Collected data entries

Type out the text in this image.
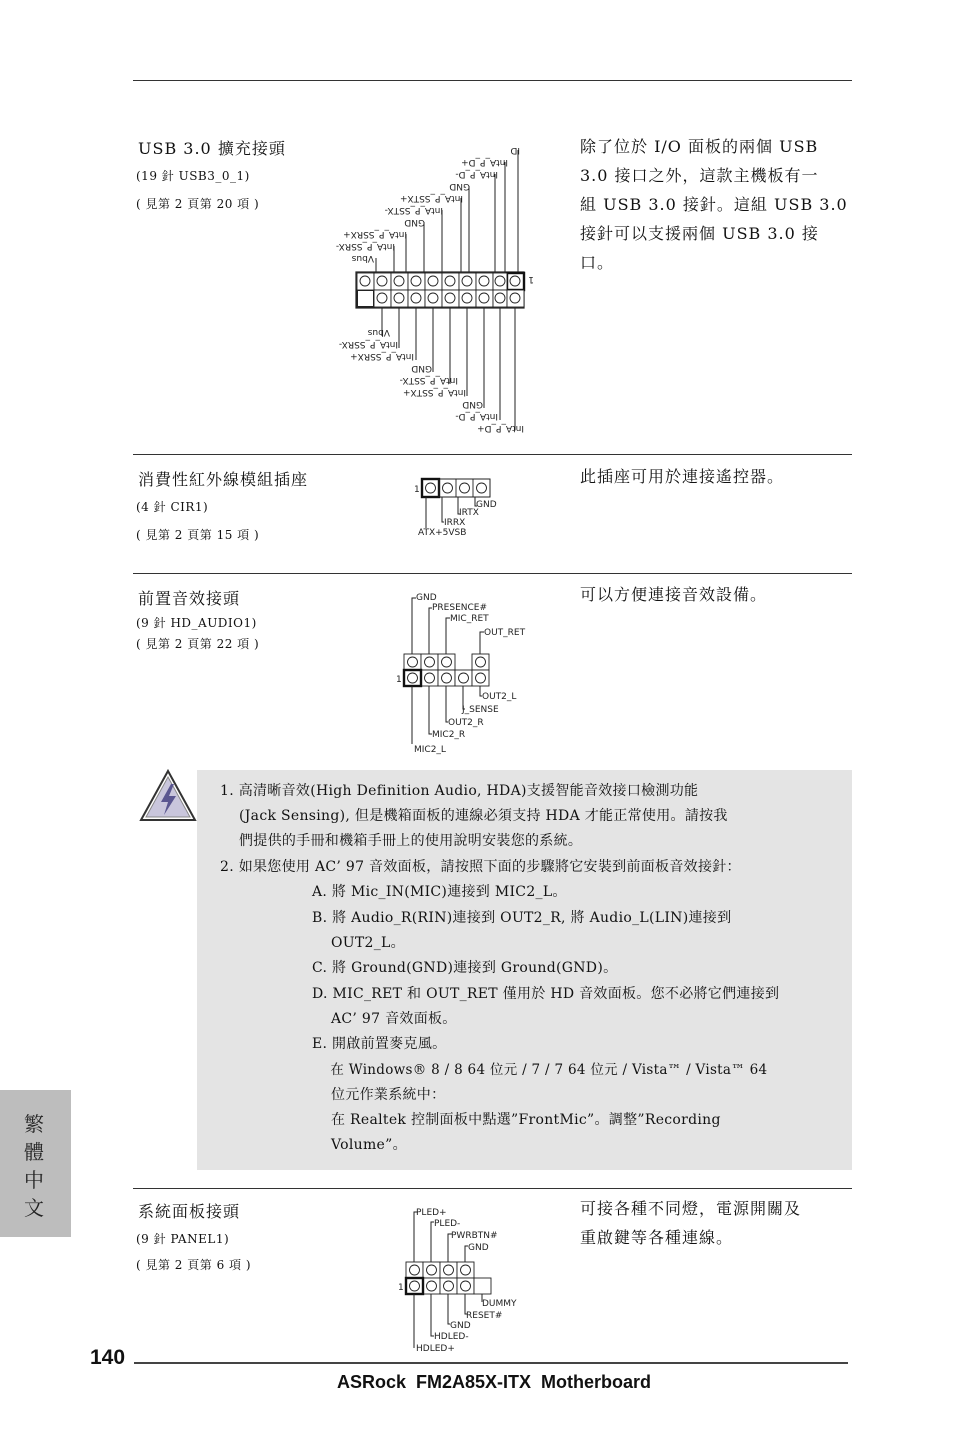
USB 3.0 擴充接頭
(19 針 USB3_0_1)
( 見第 2 頁第 20 項 )
除了位於 I/O 面板的兩個 USB
3.0 接口之外，這款主機板有一
組 USB 3.0 接針。這組 USB 3.0
接針可以支援兩個 USB 3.0 接
口。
ID
IntA_P_D+
IntA_P_D-
GND
IntA_P_SSTX+
IntA_P_SSTX-
GND
IntA_P_SSRX+
IntA_P_SSRX-
Vbus
1
Vbus
IntA_P_SSRX-
IntA_P_SSRX+
GND
IntA_P_SSTX-
IntA_P_SSTX+
GND
IntA_P_D-
IntA_P_D+
消費性紅外線模組插座
(4 針 CIR1)
( 見第 2 頁第 15 項 )
此插座可用於連接遙控器。
1
GND
IRTX
IRRX
ATX+5VSB
前置音效接頭
(9 針 HD_AUDIO1)
( 見第 2 頁第 22 項 )
可以方便連接音效設備。
GND
PRESENCE#
MIC_RET
OUT_RET
1
OUT2_L
J_SENSE
OUT2_R
MIC2_R
MIC2_L
1. 高清晰音效(High Definition Audio, HDA)支援智能音效接口檢測功能
(Jack Sensing), 但是機箱面板的連線必須支持 HDA 才能正常使用。請按我
們提供的手冊和機箱手冊上的使用說明安裝您的系統。
2. 如果您使用 AC’ 97 音效面板，請按照下面的步驟將它安裝到前面板音效接針：
A. 將 Mic_IN(MIC)連接到 MIC2_L。
B. 將 Audio_R(RIN)連接到 OUT2_R, 將 Audio_L(LIN)連接到
OUT2_L。
C. 將 Ground(GND)連接到 Ground(GND)。
D. MIC_RET 和 OUT_RET 僅用於 HD 音效面板。您不必將它們連接到
AC’ 97 音效面板。
E. 開啟前置麥克風。
在 Windows® 8 / 8 64 位元 / 7 / 7 64 位元 / Vista™ / Vista™ 64
位元作業系統中：
在 Realtek 控制面板中點選”FrontMic”。調整”Recording
Volume”。
系統面板接頭
(9 針 PANEL1)
( 見第 2 頁第 6 項 )
可接各種不同燈，電源開關及
重啟鍵等各種連線。
PLED+
PLED-
PWRBTN#
GND
1
DUMMY
RESET#
GND
HDLED-
HDLED+
繁
體
中
文
140
ASRock  FM2A85X-ITX  Motherboard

▶ _PROBLEM DETAILS_: Quote the entries above word for word. Leave the images out.

▶ _RESPONSE TO THE EXERCISE_:
Type out the text in this image.
USB 3.0 擴充接頭
(19 針 USB3_0_1)
( 見第 2 頁第 20 項 )
除了位於 I/O 面板的兩個 USB
3.0 接口之外，這款主機板有一
組 USB 3.0 接針。這組 USB 3.0
接針可以支援兩個 USB 3.0 接
口。
ID
IntA_P_D+
IntA_P_D-
GND
IntA_P_SSTX+
IntA_P_SSTX-
GND
IntA_P_SSRX+
IntA_P_SSRX-
Vbus
1
Vbus
IntA_P_SSRX-
IntA_P_SSRX+
GND
IntA_P_SSTX-
IntA_P_SSTX+
GND
IntA_P_D-
IntA_P_D+
消費性紅外線模組插座
(4 針 CIR1)
( 見第 2 頁第 15 項 )
此插座可用於連接遙控器。
1
GND
IRTX
IRRX
ATX+5VSB
前置音效接頭
(9 針 HD_AUDIO1)
( 見第 2 頁第 22 項 )
可以方便連接音效設備。
GND
PRESENCE#
MIC_RET
OUT_RET
1
OUT2_L
J_SENSE
OUT2_R
MIC2_R
MIC2_L
1. 高清晰音效(High Definition Audio, HDA)支援智能音效接口檢測功能
(Jack Sensing), 但是機箱面板的連線必須支持 HDA 才能正常使用。請按我
們提供的手冊和機箱手冊上的使用說明安裝您的系統。
2. 如果您使用 AC’ 97 音效面板，請按照下面的步驟將它安裝到前面板音效接針：
A. 將 Mic_IN(MIC)連接到 MIC2_L。
B. 將 Audio_R(RIN)連接到 OUT2_R, 將 Audio_L(LIN)連接到
OUT2_L。
C. 將 Ground(GND)連接到 Ground(GND)。
D. MIC_RET 和 OUT_RET 僅用於 HD 音效面板。您不必將它們連接到
AC’ 97 音效面板。
E. 開啟前置麥克風。
在 Windows® 8 / 8 64 位元 / 7 / 7 64 位元 / Vista™ / Vista™ 64
位元作業系統中：
在 Realtek 控制面板中點選”FrontMic”。調整”Recording
Volume”。
系統面板接頭
(9 針 PANEL1)
( 見第 2 頁第 6 項 )
可接各種不同燈，電源開關及
重啟鍵等各種連線。
PLED+
PLED-
PWRBTN#
GND
1
DUMMY
RESET#
GND
HDLED-
HDLED+
繁
體
中
文
140
ASRock  FM2A85X-ITX  Motherboard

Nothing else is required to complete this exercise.